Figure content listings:

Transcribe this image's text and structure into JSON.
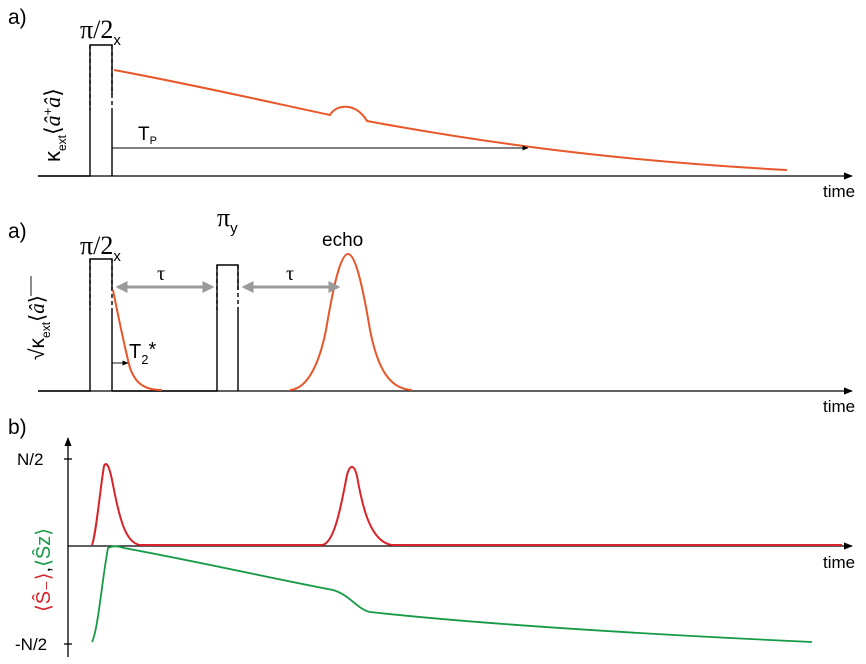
{
  "panels": {
    "top": {
      "letter": "a)",
      "pulse": {
        "main": "π/2",
        "sub": "x"
      },
      "ylabel": {
        "kappa": "κ",
        "sub": "ext",
        "bracket_l": "⟨",
        "expr": "â",
        "dagger": "+",
        "expr2": "â",
        "bracket_r": "⟩"
      },
      "tp": {
        "main": "T",
        "sub": "P"
      },
      "time_label": "time"
    },
    "middle": {
      "letter": "a)",
      "pulse1": {
        "main": "π/2",
        "sub": "x"
      },
      "pulse2": {
        "main": "π",
        "sub": "y"
      },
      "tau1": "τ",
      "tau2": "τ",
      "echo": "echo",
      "t2": {
        "main": "T",
        "sub": "2",
        "sup": "*"
      },
      "ylabel": {
        "root": "√",
        "kappa": "κ",
        "sub": "ext",
        "bracket_l": "⟨",
        "expr": "â",
        "bracket_r": "⟩"
      },
      "time_label": "time"
    },
    "bottom": {
      "letter": "b)",
      "ytick_top": "N/2",
      "ytick_bottom": "-N/2",
      "ylabel": {
        "s_minus": "⟨Ŝ₋⟩",
        "comma": ",",
        "s_z": "⟨Ŝz⟩"
      },
      "time_label": "time"
    }
  },
  "colors": {
    "orange": "#e8572a",
    "red": "#d8232a",
    "green": "#169a45",
    "gray": "#9a9a9a"
  }
}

To be done - Print out every entry above without changing a word, and leave out the pictures.

The answer -
Transcribe this image's text and structure into JSON.
{
  "panels": {
    "top": {
      "letter": "a)",
      "pulse": {
        "main": "π/2",
        "sub": "x"
      },
      "ylabel": {
        "kappa": "κ",
        "sub": "ext",
        "bracket_l": "⟨",
        "expr": "â",
        "dagger": "+",
        "expr2": "â",
        "bracket_r": "⟩"
      },
      "tp": {
        "main": "T",
        "sub": "P"
      },
      "time_label": "time"
    },
    "middle": {
      "letter": "a)",
      "pulse1": {
        "main": "π/2",
        "sub": "x"
      },
      "pulse2": {
        "main": "π",
        "sub": "y"
      },
      "tau1": "τ",
      "tau2": "τ",
      "echo": "echo",
      "t2": {
        "main": "T",
        "sub": "2",
        "sup": "*"
      },
      "ylabel": {
        "root": "√",
        "kappa": "κ",
        "sub": "ext",
        "bracket_l": "⟨",
        "expr": "â",
        "bracket_r": "⟩"
      },
      "time_label": "time"
    },
    "bottom": {
      "letter": "b)",
      "ytick_top": "N/2",
      "ytick_bottom": "-N/2",
      "ylabel": {
        "s_minus": "⟨Ŝ₋⟩",
        "comma": ",",
        "s_z": "⟨Ŝz⟩"
      },
      "time_label": "time"
    }
  },
  "colors": {
    "orange": "#e8572a",
    "red": "#d8232a",
    "green": "#169a45",
    "gray": "#9a9a9a"
  }
}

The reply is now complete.